Stated exercise
Your task is to repeat the listing exactly.

Input material
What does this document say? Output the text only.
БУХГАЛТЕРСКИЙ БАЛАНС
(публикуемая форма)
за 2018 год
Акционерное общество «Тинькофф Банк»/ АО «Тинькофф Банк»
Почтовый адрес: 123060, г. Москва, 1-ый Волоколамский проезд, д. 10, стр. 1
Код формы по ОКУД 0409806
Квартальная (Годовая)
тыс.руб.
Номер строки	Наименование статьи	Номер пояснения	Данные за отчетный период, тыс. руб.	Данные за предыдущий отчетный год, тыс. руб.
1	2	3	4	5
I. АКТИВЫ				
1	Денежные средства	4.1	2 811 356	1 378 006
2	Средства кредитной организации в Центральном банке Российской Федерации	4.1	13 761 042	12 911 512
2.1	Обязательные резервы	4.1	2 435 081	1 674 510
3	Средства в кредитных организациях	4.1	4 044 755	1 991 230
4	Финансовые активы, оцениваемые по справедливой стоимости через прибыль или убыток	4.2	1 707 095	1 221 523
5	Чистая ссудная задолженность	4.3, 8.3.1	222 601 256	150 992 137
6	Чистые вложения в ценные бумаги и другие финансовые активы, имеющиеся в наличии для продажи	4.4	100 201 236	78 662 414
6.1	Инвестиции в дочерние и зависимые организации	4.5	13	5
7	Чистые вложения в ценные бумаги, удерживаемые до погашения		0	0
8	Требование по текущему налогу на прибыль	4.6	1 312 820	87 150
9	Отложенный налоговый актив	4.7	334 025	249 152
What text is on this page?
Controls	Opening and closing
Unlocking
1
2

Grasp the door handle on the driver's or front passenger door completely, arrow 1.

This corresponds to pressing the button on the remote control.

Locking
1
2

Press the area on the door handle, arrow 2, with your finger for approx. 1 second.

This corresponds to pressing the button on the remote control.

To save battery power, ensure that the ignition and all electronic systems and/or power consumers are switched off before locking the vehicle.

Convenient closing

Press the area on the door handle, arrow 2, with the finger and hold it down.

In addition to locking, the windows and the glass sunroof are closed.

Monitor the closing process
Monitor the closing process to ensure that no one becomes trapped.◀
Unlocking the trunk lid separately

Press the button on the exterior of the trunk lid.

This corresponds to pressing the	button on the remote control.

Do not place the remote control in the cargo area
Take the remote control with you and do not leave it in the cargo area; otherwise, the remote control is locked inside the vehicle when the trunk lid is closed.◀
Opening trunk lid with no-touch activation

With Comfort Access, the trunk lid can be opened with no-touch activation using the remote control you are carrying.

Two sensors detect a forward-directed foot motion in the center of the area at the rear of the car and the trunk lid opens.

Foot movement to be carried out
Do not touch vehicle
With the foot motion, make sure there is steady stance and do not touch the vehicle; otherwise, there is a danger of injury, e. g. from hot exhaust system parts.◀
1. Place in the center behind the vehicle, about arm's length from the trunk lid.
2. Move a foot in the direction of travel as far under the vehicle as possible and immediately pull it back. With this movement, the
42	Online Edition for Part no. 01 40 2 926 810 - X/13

Response
What does this document say? Output the text only.
БУХГАЛТЕРСКИЙ БАЛАНС
(публикуемая форма)
за 2018 год
Акционерное общество «Тинькофф Банк»/ АО «Тинькофф Банк»
Почтовый адрес: 123060, г. Москва, 1-ый Волоколамский проезд, д. 10, стр. 1
Код формы по ОКУД 0409806
Квартальная (Годовая)
тыс.руб.
Номер строки	Наименование статьи	Номер пояснения	Данные за отчетный период, тыс. руб.	Данные за предыдущий отчетный год, тыс. руб.
1	2	3	4	5
I. АКТИВЫ				
1	Денежные средства	4.1	2 811 356	1 378 006
2	Средства кредитной организации в Центральном банке Российской Федерации	4.1	13 761 042	12 911 512
2.1	Обязательные резервы	4.1	2 435 081	1 674 510
3	Средства в кредитных организациях	4.1	4 044 755	1 991 230
4	Финансовые активы, оцениваемые по справедливой стоимости через прибыль или убыток	4.2	1 707 095	1 221 523
5	Чистая ссудная задолженность	4.3, 8.3.1	222 601 256	150 992 137
6	Чистые вложения в ценные бумаги и другие финансовые активы, имеющиеся в наличии для продажи	4.4	100 201 236	78 662 414
6.1	Инвестиции в дочерние и зависимые организации	4.5	13	5
7	Чистые вложения в ценные бумаги, удерживаемые до погашения		0	0
8	Требование по текущему налогу на прибыль	4.6	1 312 820	87 150
9	Отложенный налоговый актив	4.7	334 025	249 152
What text is on this page?
Controls	Opening and closing
Unlocking
1
2

Grasp the door handle on the driver's or front passenger door completely, arrow 1.

This corresponds to pressing the button on the remote control.

Locking
1
2

Press the area on the door handle, arrow 2, with your finger for approx. 1 second.

This corresponds to pressing the button on the remote control.

To save battery power, ensure that the ignition and all electronic systems and/or power consumers are switched off before locking the vehicle.

Convenient closing

Press the area on the door handle, arrow 2, with the finger and hold it down.

In addition to locking, the windows and the glass sunroof are closed.

Monitor the closing process
Monitor the closing process to ensure that no one becomes trapped.◀
Unlocking the trunk lid separately

Press the button on the exterior of the trunk lid.

This corresponds to pressing the	button on the remote control.

Do not place the remote control in the cargo area
Take the remote control with you and do not leave it in the cargo area; otherwise, the remote control is locked inside the vehicle when the trunk lid is closed.◀
Opening trunk lid with no-touch activation

With Comfort Access, the trunk lid can be opened with no-touch activation using the remote control you are carrying.

Two sensors detect a forward-directed foot motion in the center of the area at the rear of the car and the trunk lid opens.

Foot movement to be carried out
Do not touch vehicle
With the foot motion, make sure there is steady stance and do not touch the vehicle; otherwise, there is a danger of injury, e. g. from hot exhaust system parts.◀
1. Place in the center behind the vehicle, about arm's length from the trunk lid.
2. Move a foot in the direction of travel as far under the vehicle as possible and immediately pull it back. With this movement, the
42	Online Edition for Part no. 01 40 2 926 810 - X/13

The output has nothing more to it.